- **What you are asked to do**
Reproduce the items word for word, beginning with the very first line and stopping after the line that contains "value-cell: 86% <box>586 406 699 440</box>", with both of those lines included.

————

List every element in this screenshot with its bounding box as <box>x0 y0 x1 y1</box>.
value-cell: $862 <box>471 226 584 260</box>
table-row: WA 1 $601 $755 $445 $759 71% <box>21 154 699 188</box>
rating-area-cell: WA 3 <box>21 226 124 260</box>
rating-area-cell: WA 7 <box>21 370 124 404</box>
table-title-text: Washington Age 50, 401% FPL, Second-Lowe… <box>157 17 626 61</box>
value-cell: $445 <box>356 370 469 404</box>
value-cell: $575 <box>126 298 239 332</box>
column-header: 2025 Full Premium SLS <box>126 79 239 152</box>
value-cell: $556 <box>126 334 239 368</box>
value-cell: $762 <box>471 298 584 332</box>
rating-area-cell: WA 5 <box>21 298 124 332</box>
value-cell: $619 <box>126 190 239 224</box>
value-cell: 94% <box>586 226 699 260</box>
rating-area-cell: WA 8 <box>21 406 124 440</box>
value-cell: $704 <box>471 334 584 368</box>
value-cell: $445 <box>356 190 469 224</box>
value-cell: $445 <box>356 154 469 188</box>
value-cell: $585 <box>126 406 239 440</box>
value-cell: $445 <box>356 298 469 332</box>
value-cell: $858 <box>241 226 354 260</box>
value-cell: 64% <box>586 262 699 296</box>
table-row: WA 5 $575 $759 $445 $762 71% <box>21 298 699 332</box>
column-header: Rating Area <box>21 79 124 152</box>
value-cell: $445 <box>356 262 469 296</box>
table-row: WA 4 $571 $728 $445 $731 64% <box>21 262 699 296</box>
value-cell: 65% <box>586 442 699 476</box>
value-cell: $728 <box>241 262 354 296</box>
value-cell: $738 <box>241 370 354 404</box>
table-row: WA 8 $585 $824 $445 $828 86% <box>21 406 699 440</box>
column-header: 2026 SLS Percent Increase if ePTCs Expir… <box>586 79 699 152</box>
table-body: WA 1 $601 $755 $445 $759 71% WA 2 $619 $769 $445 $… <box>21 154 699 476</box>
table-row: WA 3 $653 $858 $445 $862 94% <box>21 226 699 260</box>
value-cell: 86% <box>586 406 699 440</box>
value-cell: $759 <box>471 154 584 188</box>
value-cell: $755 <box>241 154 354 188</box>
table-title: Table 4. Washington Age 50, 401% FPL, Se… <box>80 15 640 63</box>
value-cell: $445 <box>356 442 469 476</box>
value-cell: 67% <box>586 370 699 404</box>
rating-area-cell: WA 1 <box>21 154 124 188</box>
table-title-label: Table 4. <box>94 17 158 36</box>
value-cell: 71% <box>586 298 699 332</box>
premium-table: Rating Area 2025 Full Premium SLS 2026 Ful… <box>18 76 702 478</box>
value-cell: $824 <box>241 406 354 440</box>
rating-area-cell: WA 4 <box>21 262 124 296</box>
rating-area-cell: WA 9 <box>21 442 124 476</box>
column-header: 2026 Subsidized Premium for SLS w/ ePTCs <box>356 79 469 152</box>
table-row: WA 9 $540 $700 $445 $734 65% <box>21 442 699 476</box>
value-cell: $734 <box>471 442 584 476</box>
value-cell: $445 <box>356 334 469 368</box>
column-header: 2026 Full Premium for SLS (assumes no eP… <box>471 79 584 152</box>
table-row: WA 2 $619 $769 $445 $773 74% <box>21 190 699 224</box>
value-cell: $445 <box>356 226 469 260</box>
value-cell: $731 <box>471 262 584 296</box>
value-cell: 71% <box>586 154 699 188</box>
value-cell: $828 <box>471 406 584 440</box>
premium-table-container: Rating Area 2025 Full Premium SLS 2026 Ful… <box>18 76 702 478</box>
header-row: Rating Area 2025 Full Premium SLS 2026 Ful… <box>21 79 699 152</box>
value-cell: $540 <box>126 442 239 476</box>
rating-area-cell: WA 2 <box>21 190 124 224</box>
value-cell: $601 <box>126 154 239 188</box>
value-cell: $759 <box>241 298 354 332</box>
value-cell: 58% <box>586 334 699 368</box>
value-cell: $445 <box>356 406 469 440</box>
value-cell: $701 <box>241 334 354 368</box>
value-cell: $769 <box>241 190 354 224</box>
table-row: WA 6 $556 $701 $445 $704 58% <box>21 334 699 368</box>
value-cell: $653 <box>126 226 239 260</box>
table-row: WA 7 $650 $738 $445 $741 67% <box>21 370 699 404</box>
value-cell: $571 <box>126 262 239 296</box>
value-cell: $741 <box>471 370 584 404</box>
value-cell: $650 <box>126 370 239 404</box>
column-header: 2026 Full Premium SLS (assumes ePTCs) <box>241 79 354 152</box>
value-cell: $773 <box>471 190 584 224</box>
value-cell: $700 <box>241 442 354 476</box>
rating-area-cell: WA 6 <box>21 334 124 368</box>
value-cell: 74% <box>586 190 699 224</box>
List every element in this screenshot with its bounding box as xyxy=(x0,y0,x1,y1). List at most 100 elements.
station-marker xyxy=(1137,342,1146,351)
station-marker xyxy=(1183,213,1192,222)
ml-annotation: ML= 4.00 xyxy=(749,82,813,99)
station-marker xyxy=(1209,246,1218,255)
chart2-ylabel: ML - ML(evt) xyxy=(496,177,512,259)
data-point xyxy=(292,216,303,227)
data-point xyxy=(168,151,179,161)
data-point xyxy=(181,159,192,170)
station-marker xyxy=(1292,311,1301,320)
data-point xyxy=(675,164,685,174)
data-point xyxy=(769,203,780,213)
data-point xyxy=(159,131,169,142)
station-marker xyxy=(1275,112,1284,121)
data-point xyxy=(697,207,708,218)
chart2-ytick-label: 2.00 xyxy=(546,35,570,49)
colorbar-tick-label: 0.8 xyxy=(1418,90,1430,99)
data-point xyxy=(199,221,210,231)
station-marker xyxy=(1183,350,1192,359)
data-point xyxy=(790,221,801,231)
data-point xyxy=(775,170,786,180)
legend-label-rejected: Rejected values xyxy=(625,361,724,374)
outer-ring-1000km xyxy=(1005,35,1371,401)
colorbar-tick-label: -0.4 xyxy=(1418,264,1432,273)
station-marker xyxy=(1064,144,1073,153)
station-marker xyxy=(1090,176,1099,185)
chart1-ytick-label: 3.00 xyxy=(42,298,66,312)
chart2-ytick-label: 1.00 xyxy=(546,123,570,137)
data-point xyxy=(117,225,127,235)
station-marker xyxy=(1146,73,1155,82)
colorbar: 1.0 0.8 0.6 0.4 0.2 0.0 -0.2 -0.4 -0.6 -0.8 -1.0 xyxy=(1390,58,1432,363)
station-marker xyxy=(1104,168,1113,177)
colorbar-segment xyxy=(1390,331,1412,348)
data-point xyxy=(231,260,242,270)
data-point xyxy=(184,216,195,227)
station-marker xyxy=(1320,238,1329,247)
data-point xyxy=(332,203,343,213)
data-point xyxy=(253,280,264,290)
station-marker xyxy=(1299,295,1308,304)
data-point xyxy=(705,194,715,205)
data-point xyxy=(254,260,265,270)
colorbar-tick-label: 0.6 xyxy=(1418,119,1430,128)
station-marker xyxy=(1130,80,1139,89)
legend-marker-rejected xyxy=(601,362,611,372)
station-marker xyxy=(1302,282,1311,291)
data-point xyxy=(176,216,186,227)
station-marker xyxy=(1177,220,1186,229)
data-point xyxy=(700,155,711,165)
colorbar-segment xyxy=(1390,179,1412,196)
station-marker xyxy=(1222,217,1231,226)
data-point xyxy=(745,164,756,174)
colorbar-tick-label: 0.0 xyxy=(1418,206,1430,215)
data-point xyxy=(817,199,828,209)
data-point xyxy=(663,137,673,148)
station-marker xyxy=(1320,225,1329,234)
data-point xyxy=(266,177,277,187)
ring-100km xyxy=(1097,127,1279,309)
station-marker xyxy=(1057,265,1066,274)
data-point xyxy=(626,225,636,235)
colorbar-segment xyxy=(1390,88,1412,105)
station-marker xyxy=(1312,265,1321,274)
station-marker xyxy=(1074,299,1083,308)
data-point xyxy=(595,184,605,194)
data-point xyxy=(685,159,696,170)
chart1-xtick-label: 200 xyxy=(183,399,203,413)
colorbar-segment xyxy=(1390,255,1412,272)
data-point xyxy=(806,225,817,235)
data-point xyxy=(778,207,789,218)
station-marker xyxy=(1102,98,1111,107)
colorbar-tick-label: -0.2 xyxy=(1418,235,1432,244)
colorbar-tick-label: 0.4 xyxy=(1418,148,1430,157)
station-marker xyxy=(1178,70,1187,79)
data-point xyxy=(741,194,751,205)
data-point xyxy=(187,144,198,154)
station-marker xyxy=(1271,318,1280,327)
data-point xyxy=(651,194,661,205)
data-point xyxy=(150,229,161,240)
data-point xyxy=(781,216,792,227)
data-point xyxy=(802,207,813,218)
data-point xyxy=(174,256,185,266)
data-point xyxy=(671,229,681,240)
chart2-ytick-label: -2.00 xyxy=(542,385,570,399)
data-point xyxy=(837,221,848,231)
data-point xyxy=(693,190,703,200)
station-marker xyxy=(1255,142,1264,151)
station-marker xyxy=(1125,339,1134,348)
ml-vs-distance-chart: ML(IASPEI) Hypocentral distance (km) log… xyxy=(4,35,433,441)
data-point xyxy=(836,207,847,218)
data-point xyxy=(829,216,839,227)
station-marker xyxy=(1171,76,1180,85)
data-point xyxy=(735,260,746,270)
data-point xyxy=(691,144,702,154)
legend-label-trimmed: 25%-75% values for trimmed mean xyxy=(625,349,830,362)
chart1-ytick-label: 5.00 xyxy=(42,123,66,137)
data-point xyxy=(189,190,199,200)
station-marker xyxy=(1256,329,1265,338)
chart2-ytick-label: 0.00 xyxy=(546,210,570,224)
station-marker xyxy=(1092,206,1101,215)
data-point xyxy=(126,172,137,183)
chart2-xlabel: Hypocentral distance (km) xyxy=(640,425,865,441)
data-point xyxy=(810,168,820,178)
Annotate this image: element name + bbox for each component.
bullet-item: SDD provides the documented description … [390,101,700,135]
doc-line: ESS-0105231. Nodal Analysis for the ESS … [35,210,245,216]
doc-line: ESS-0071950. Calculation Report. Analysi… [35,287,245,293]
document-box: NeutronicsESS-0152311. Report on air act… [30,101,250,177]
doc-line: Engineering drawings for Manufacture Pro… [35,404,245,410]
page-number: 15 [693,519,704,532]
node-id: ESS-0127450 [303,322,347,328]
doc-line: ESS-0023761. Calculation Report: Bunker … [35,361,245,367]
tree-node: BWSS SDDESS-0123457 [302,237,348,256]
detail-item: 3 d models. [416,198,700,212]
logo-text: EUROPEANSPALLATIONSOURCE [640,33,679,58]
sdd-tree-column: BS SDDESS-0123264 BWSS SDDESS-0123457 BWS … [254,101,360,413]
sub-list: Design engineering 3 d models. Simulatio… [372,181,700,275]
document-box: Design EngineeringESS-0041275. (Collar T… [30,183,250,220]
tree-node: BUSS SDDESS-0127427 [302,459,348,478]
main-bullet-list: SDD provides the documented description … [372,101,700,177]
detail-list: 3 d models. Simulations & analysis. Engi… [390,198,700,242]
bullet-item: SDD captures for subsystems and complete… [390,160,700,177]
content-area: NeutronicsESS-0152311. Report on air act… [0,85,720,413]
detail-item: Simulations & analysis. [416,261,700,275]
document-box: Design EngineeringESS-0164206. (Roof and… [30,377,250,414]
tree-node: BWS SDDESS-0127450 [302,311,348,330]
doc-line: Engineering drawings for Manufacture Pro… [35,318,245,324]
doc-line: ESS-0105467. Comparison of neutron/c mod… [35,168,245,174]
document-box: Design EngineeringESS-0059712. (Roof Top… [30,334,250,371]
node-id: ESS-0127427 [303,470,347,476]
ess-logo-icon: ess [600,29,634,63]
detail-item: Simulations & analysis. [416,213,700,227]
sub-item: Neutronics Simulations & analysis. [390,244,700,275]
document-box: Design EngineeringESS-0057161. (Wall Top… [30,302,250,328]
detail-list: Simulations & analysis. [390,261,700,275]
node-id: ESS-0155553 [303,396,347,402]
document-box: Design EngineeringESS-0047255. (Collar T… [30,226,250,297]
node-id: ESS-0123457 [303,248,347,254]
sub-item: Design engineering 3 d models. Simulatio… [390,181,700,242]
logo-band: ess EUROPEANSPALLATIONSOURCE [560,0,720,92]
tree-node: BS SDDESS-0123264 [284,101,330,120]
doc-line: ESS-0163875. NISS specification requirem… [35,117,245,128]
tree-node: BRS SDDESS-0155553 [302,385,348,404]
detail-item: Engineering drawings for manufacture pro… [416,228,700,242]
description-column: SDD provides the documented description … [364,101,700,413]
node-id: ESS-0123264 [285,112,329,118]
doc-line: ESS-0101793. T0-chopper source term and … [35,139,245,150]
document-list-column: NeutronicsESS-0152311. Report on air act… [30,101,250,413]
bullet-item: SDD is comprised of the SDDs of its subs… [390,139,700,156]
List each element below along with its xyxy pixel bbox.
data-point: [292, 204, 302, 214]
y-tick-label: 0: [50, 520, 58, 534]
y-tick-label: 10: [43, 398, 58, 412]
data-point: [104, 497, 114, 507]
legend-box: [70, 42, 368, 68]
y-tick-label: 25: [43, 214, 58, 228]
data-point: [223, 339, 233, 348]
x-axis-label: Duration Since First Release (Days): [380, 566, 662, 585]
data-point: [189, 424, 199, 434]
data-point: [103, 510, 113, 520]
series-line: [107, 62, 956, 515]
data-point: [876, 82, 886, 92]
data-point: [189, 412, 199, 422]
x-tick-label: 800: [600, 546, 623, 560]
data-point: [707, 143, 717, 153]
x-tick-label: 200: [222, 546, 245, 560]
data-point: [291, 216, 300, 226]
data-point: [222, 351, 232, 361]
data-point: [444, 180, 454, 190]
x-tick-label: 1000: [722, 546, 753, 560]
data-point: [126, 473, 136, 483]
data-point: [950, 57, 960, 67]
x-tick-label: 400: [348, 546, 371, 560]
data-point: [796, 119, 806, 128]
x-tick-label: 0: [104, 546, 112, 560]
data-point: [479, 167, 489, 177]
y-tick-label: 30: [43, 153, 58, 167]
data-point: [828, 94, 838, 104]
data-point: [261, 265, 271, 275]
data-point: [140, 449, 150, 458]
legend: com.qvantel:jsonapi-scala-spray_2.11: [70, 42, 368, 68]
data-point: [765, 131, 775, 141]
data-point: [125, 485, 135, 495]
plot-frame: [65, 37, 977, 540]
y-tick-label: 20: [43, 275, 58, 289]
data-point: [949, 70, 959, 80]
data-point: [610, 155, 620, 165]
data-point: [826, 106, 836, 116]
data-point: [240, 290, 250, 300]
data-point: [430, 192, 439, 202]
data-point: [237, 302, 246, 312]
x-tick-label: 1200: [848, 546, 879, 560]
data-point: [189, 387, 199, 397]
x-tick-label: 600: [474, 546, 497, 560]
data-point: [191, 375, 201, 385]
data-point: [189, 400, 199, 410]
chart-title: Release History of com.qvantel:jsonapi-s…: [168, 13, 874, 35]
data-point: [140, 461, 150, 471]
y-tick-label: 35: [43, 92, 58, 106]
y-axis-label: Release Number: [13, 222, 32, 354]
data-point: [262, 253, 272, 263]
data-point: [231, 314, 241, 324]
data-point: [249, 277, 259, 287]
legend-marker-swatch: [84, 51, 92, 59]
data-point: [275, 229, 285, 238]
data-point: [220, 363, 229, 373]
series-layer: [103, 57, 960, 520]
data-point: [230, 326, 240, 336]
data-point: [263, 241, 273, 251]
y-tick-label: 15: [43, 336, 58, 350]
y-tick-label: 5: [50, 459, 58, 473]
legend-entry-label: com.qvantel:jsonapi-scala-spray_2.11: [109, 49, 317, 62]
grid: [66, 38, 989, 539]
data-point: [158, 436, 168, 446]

————

- **Expected answer**
List every element in this screenshot with its bounding box as <box>x0 y0 x1 y1</box>.
value-cell: $862 <box>471 226 584 260</box>
table-row: WA 1 $601 $755 $445 $759 71% <box>21 154 699 188</box>
rating-area-cell: WA 3 <box>21 226 124 260</box>
rating-area-cell: WA 7 <box>21 370 124 404</box>
table-title-text: Washington Age 50, 401% FPL, Second-Lowe… <box>157 17 626 61</box>
value-cell: $445 <box>356 370 469 404</box>
value-cell: $575 <box>126 298 239 332</box>
column-header: 2025 Full Premium SLS <box>126 79 239 152</box>
value-cell: $556 <box>126 334 239 368</box>
value-cell: $762 <box>471 298 584 332</box>
rating-area-cell: WA 5 <box>21 298 124 332</box>
value-cell: $619 <box>126 190 239 224</box>
value-cell: 94% <box>586 226 699 260</box>
rating-area-cell: WA 8 <box>21 406 124 440</box>
value-cell: $704 <box>471 334 584 368</box>
value-cell: $445 <box>356 190 469 224</box>
value-cell: $445 <box>356 154 469 188</box>
value-cell: $585 <box>126 406 239 440</box>
value-cell: $445 <box>356 298 469 332</box>
value-cell: $858 <box>241 226 354 260</box>
value-cell: 64% <box>586 262 699 296</box>
table-row: WA 5 $575 $759 $445 $762 71% <box>21 298 699 332</box>
column-header: Rating Area <box>21 79 124 152</box>
value-cell: $445 <box>356 262 469 296</box>
table-row: WA 4 $571 $728 $445 $731 64% <box>21 262 699 296</box>
value-cell: 65% <box>586 442 699 476</box>
value-cell: $728 <box>241 262 354 296</box>
value-cell: $738 <box>241 370 354 404</box>
table-row: WA 8 $585 $824 $445 $828 86% <box>21 406 699 440</box>
column-header: 2026 SLS Percent Increase if ePTCs Expir… <box>586 79 699 152</box>
table-body: WA 1 $601 $755 $445 $759 71% WA 2 $619 $769 $445 $… <box>21 154 699 476</box>
table-row: WA 3 $653 $858 $445 $862 94% <box>21 226 699 260</box>
value-cell: 86% <box>586 406 699 440</box>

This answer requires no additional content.